- [WHAT YOU NEED TO DO] Your task is to extract every entry that follows word for word while excluding the pictures.

Extracted records
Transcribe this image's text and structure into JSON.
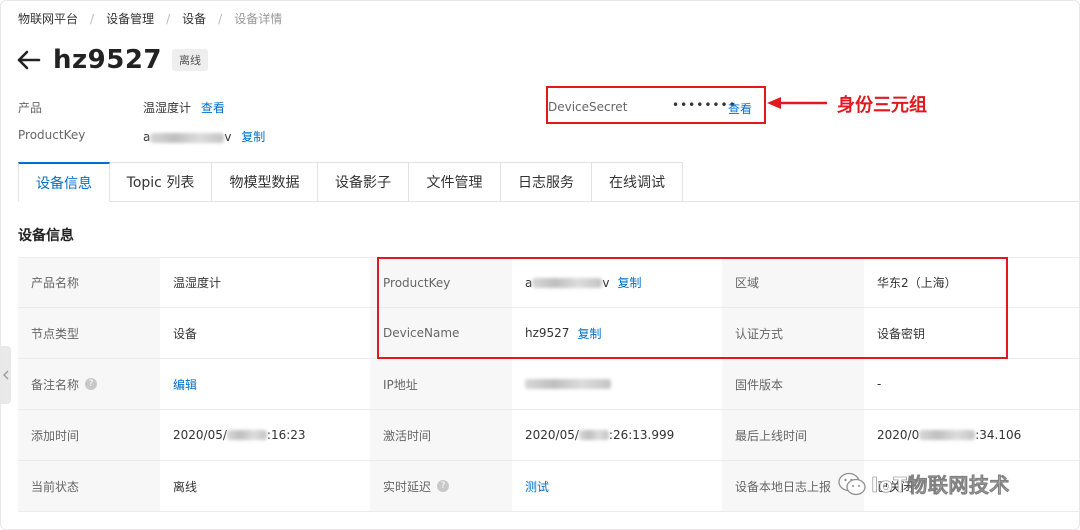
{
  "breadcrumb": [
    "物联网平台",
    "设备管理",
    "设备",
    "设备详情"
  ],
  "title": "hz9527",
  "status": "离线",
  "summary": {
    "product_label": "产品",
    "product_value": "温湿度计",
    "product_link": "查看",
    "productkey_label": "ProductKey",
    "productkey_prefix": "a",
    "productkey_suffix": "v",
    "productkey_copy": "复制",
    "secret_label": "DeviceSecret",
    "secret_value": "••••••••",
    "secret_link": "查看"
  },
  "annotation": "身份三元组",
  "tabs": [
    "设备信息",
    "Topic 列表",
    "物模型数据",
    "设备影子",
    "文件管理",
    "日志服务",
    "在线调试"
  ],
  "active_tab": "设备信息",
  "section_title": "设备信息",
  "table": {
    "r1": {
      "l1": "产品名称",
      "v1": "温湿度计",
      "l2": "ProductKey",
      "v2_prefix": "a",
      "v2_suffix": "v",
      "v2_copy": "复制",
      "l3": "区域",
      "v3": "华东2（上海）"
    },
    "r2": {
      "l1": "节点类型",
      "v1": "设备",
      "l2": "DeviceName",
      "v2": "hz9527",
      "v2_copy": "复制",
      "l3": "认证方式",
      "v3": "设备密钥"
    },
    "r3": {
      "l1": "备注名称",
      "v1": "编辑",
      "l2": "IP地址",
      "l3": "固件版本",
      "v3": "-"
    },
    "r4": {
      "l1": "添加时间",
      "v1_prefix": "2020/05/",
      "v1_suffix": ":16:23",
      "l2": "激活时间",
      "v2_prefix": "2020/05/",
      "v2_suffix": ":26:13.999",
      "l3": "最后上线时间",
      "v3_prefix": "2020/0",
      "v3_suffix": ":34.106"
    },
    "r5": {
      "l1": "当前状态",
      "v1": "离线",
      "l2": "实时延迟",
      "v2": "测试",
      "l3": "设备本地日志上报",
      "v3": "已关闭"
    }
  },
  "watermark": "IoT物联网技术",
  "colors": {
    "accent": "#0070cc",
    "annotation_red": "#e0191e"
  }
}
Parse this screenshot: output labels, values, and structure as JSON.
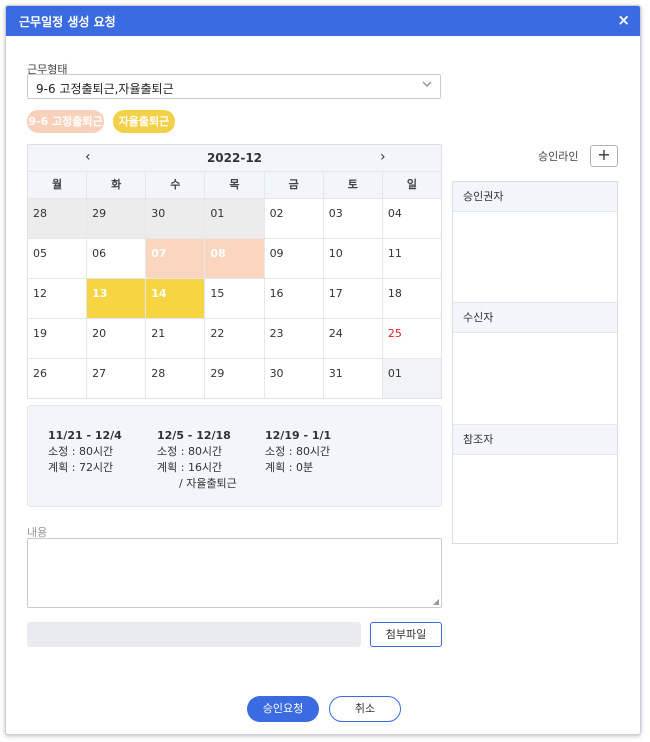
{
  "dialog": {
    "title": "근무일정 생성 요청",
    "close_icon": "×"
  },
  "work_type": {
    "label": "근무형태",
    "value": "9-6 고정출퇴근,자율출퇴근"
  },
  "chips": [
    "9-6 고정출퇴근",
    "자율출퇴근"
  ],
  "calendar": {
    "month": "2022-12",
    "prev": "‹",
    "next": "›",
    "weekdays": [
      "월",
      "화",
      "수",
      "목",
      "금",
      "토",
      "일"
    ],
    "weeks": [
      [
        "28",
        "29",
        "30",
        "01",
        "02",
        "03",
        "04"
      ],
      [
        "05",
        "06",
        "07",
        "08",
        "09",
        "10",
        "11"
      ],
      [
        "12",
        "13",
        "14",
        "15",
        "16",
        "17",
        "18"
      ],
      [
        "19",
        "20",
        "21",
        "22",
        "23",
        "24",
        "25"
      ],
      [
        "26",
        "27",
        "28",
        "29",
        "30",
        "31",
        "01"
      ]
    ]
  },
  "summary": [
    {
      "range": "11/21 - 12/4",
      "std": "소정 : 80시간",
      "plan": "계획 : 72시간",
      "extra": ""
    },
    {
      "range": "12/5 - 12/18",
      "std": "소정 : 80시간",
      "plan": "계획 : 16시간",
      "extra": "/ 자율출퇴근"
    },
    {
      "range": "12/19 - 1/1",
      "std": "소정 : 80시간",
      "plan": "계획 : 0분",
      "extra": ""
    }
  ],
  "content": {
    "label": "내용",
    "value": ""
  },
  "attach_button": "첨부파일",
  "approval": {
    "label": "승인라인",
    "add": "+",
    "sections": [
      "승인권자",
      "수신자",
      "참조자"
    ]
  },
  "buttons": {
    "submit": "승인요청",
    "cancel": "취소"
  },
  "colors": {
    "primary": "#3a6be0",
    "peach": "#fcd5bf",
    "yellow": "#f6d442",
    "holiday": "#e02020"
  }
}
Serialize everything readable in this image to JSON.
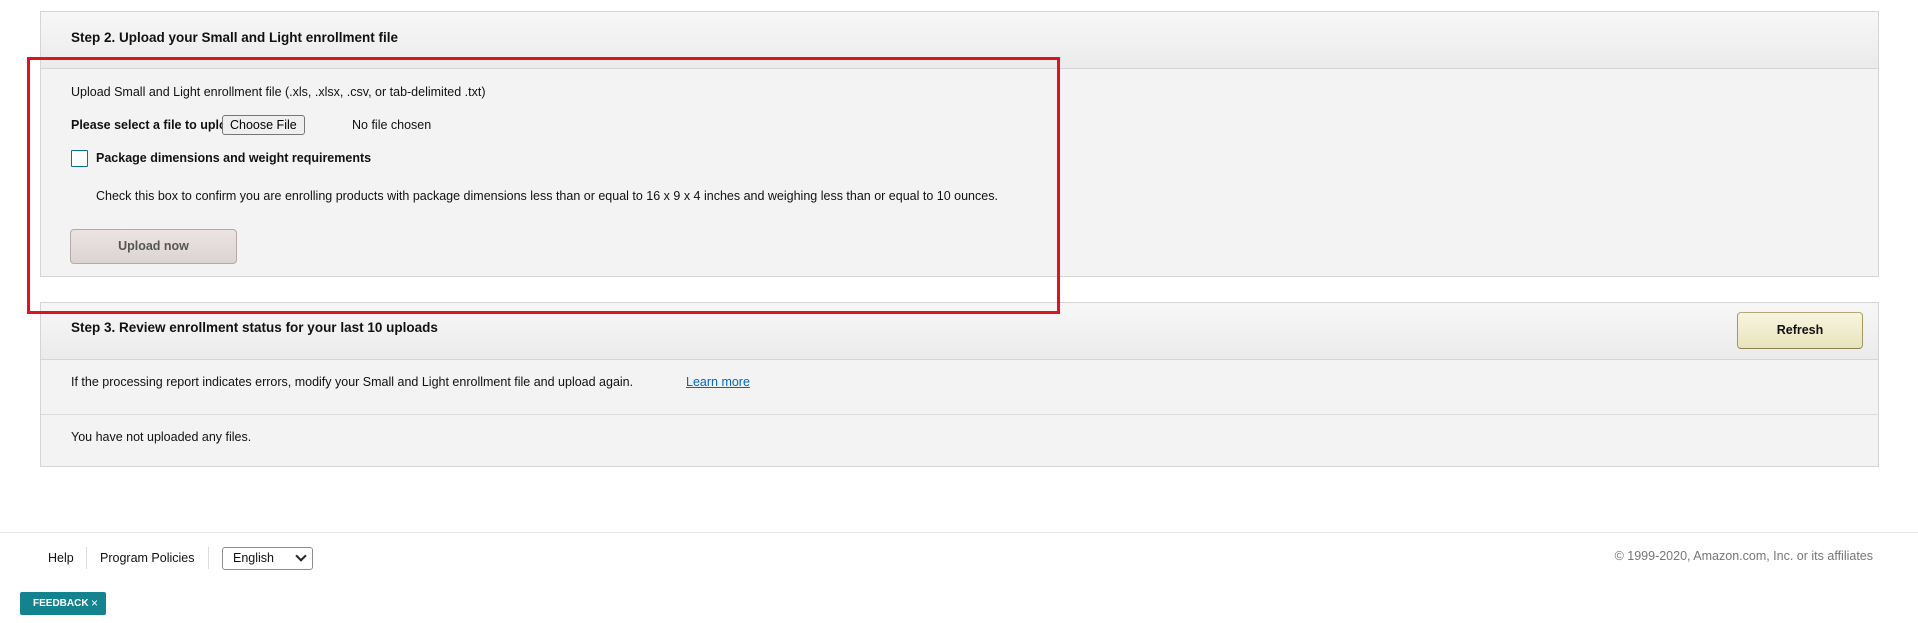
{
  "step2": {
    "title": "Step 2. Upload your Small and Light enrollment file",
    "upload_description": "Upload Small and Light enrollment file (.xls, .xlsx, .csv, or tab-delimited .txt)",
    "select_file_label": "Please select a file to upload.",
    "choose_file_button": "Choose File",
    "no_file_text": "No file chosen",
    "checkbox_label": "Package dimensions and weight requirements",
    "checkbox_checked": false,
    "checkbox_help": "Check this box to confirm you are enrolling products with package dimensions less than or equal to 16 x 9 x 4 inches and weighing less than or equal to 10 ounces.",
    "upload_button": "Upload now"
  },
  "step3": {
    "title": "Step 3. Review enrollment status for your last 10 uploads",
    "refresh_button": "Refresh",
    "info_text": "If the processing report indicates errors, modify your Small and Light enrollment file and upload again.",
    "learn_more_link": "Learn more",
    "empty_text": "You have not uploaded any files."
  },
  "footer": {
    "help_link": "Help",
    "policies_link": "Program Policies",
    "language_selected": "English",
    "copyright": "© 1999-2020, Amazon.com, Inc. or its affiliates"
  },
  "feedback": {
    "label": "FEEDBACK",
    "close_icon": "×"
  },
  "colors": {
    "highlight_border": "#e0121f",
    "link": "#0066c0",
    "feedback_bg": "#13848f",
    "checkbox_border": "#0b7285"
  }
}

- [OUTPUT FOR THIS TASK]
Transcribe this image's text and structure into JSON.
{
  "breadcrumb": [
    "物联网平台",
    "设备管理",
    "设备",
    "设备详情"
  ],
  "title": "hz9527",
  "status": "离线",
  "summary": {
    "product_label": "产品",
    "product_value": "温湿度计",
    "product_link": "查看",
    "productkey_label": "ProductKey",
    "productkey_prefix": "a",
    "productkey_suffix": "v",
    "productkey_copy": "复制",
    "secret_label": "DeviceSecret",
    "secret_value": "••••••••",
    "secret_link": "查看"
  },
  "annotation": "身份三元组",
  "tabs": [
    "设备信息",
    "Topic 列表",
    "物模型数据",
    "设备影子",
    "文件管理",
    "日志服务",
    "在线调试"
  ],
  "active_tab": "设备信息",
  "section_title": "设备信息",
  "table": {
    "r1": {
      "l1": "产品名称",
      "v1": "温湿度计",
      "l2": "ProductKey",
      "v2_prefix": "a",
      "v2_suffix": "v",
      "v2_copy": "复制",
      "l3": "区域",
      "v3": "华东2（上海）"
    },
    "r2": {
      "l1": "节点类型",
      "v1": "设备",
      "l2": "DeviceName",
      "v2": "hz9527",
      "v2_copy": "复制",
      "l3": "认证方式",
      "v3": "设备密钥"
    },
    "r3": {
      "l1": "备注名称",
      "v1": "编辑",
      "l2": "IP地址",
      "l3": "固件版本",
      "v3": "-"
    },
    "r4": {
      "l1": "添加时间",
      "v1_prefix": "2020/05/",
      "v1_suffix": ":16:23",
      "l2": "激活时间",
      "v2_prefix": "2020/05/",
      "v2_suffix": ":26:13.999",
      "l3": "最后上线时间",
      "v3_prefix": "2020/0",
      "v3_suffix": ":34.106"
    },
    "r5": {
      "l1": "当前状态",
      "v1": "离线",
      "l2": "实时延迟",
      "v2": "测试",
      "l3": "设备本地日志上报",
      "v3": "已关闭"
    }
  },
  "watermark": "IoT物联网技术",
  "colors": {
    "accent": "#0070cc",
    "annotation_red": "#e0191e"
  }
}
Parse this screenshot: output labels, values, and structure as JSON.
{
  "dialog": {
    "title": "근무일정 생성 요청",
    "close_icon": "×"
  },
  "work_type": {
    "label": "근무형태",
    "value": "9-6 고정출퇴근,자율출퇴근"
  },
  "chips": [
    "9-6 고정출퇴근",
    "자율출퇴근"
  ],
  "calendar": {
    "month": "2022-12",
    "prev": "‹",
    "next": "›",
    "weekdays": [
      "월",
      "화",
      "수",
      "목",
      "금",
      "토",
      "일"
    ],
    "weeks": [
      [
        "28",
        "29",
        "30",
        "01",
        "02",
        "03",
        "04"
      ],
      [
        "05",
        "06",
        "07",
        "08",
        "09",
        "10",
        "11"
      ],
      [
        "12",
        "13",
        "14",
        "15",
        "16",
        "17",
        "18"
      ],
      [
        "19",
        "20",
        "21",
        "22",
        "23",
        "24",
        "25"
      ],
      [
        "26",
        "27",
        "28",
        "29",
        "30",
        "31",
        "01"
      ]
    ]
  },
  "summary": [
    {
      "range": "11/21 - 12/4",
      "std": "소정 : 80시간",
      "plan": "계획 : 72시간",
      "extra": ""
    },
    {
      "range": "12/5 - 12/18",
      "std": "소정 : 80시간",
      "plan": "계획 : 16시간",
      "extra": "/ 자율출퇴근"
    },
    {
      "range": "12/19 - 1/1",
      "std": "소정 : 80시간",
      "plan": "계획 : 0분",
      "extra": ""
    }
  ],
  "content": {
    "label": "내용",
    "value": ""
  },
  "attach_button": "첨부파일",
  "approval": {
    "label": "승인라인",
    "add": "+",
    "sections": [
      "승인권자",
      "수신자",
      "참조자"
    ]
  },
  "buttons": {
    "submit": "승인요청",
    "cancel": "취소"
  },
  "colors": {
    "primary": "#3a6be0",
    "peach": "#fcd5bf",
    "yellow": "#f6d442",
    "holiday": "#e02020"
  }
}
Serialize everything readable in this image to JSON.
{
  "step2": {
    "title": "Step 2. Upload your Small and Light enrollment file",
    "upload_description": "Upload Small and Light enrollment file (.xls, .xlsx, .csv, or tab-delimited .txt)",
    "select_file_label": "Please select a file to upload.",
    "choose_file_button": "Choose File",
    "no_file_text": "No file chosen",
    "checkbox_label": "Package dimensions and weight requirements",
    "checkbox_checked": false,
    "checkbox_help": "Check this box to confirm you are enrolling products with package dimensions less than or equal to 16 x 9 x 4 inches and weighing less than or equal to 10 ounces.",
    "upload_button": "Upload now"
  },
  "step3": {
    "title": "Step 3. Review enrollment status for your last 10 uploads",
    "refresh_button": "Refresh",
    "info_text": "If the processing report indicates errors, modify your Small and Light enrollment file and upload again.",
    "learn_more_link": "Learn more",
    "empty_text": "You have not uploaded any files."
  },
  "footer": {
    "help_link": "Help",
    "policies_link": "Program Policies",
    "language_selected": "English",
    "copyright": "© 1999-2020, Amazon.com, Inc. or its affiliates"
  },
  "feedback": {
    "label": "FEEDBACK",
    "close_icon": "×"
  },
  "colors": {
    "highlight_border": "#e0121f",
    "link": "#0066c0",
    "feedback_bg": "#13848f",
    "checkbox_border": "#0b7285"
  }
}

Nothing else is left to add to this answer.